Structured figure records
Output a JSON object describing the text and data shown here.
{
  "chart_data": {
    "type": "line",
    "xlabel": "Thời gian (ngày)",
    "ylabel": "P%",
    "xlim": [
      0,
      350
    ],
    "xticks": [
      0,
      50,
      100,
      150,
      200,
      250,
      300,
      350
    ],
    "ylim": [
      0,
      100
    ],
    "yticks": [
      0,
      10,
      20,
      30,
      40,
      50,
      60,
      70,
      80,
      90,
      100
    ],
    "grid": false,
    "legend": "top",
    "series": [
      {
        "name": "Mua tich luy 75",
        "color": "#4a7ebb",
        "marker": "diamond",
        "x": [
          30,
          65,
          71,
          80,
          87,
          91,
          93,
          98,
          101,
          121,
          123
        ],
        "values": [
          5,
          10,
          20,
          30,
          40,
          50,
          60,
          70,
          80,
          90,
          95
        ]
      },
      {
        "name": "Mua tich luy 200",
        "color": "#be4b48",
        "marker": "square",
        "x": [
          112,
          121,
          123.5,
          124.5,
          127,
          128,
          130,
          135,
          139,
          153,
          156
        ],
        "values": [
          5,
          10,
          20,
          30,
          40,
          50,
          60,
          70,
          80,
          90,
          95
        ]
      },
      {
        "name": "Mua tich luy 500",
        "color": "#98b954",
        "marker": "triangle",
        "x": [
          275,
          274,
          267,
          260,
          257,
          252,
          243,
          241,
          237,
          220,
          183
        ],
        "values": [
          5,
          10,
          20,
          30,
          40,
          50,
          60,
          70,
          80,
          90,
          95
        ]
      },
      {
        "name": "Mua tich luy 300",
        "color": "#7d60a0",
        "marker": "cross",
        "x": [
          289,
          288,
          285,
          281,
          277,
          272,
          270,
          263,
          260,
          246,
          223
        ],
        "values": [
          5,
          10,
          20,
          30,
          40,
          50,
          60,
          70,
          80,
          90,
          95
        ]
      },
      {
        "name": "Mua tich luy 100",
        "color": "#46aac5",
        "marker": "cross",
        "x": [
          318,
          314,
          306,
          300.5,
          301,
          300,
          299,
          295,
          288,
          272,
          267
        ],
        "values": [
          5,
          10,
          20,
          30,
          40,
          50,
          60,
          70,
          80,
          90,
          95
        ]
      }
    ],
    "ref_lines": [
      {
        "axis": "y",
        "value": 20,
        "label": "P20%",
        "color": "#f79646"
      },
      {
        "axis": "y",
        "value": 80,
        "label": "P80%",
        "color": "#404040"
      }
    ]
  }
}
...
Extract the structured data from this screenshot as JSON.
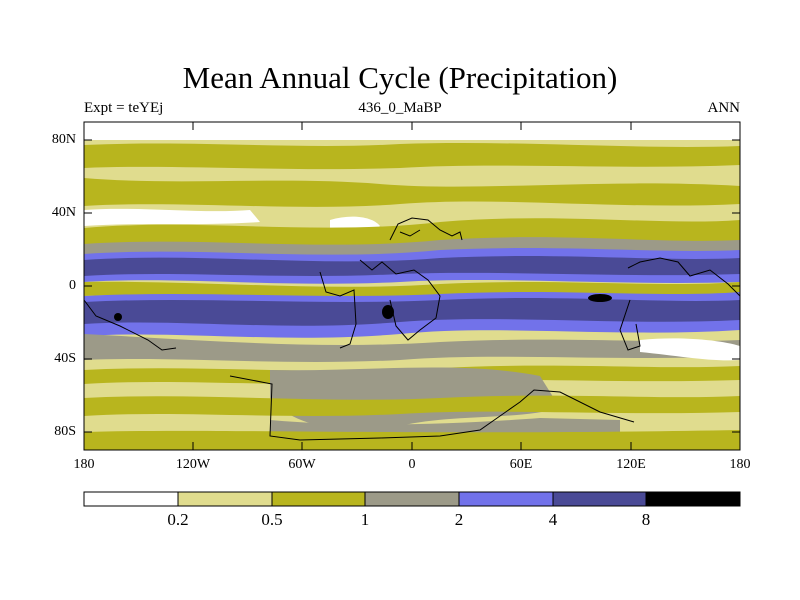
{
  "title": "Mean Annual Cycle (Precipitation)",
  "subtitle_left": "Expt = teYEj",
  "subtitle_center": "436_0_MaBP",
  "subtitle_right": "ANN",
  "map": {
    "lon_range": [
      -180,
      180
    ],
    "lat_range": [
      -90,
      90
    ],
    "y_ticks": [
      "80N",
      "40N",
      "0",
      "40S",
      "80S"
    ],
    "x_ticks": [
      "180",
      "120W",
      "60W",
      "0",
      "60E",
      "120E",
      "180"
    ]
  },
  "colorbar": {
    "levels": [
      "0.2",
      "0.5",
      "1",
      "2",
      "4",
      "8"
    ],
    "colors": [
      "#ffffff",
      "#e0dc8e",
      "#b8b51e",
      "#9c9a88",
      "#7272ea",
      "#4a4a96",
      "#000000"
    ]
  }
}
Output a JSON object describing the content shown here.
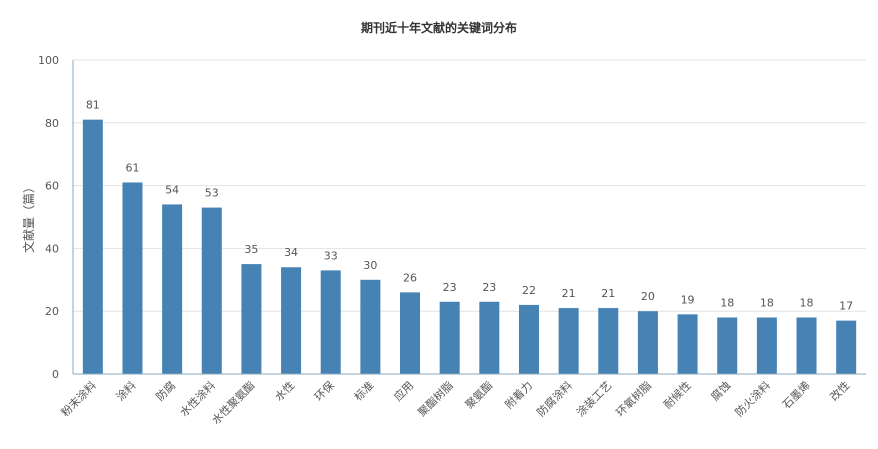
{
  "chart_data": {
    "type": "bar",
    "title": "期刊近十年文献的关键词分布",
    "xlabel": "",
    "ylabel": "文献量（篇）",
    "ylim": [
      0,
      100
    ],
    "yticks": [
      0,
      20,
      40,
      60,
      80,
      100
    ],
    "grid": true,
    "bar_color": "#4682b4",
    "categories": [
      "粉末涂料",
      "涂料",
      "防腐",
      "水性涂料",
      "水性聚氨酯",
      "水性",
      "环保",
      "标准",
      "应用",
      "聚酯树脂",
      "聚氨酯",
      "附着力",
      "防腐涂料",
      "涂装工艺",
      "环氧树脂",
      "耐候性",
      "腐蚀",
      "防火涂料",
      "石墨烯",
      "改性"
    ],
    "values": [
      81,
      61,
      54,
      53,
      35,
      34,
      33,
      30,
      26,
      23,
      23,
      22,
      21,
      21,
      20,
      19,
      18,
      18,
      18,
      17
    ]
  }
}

**YOUR GOAL**
Keep only the lines that hold the string "Output", and copy them out.

**SOLUTION FOR THIS EXERCISE**
Output a JSON object describing the text and data shown here.
Output a JSON object describing the content shown here.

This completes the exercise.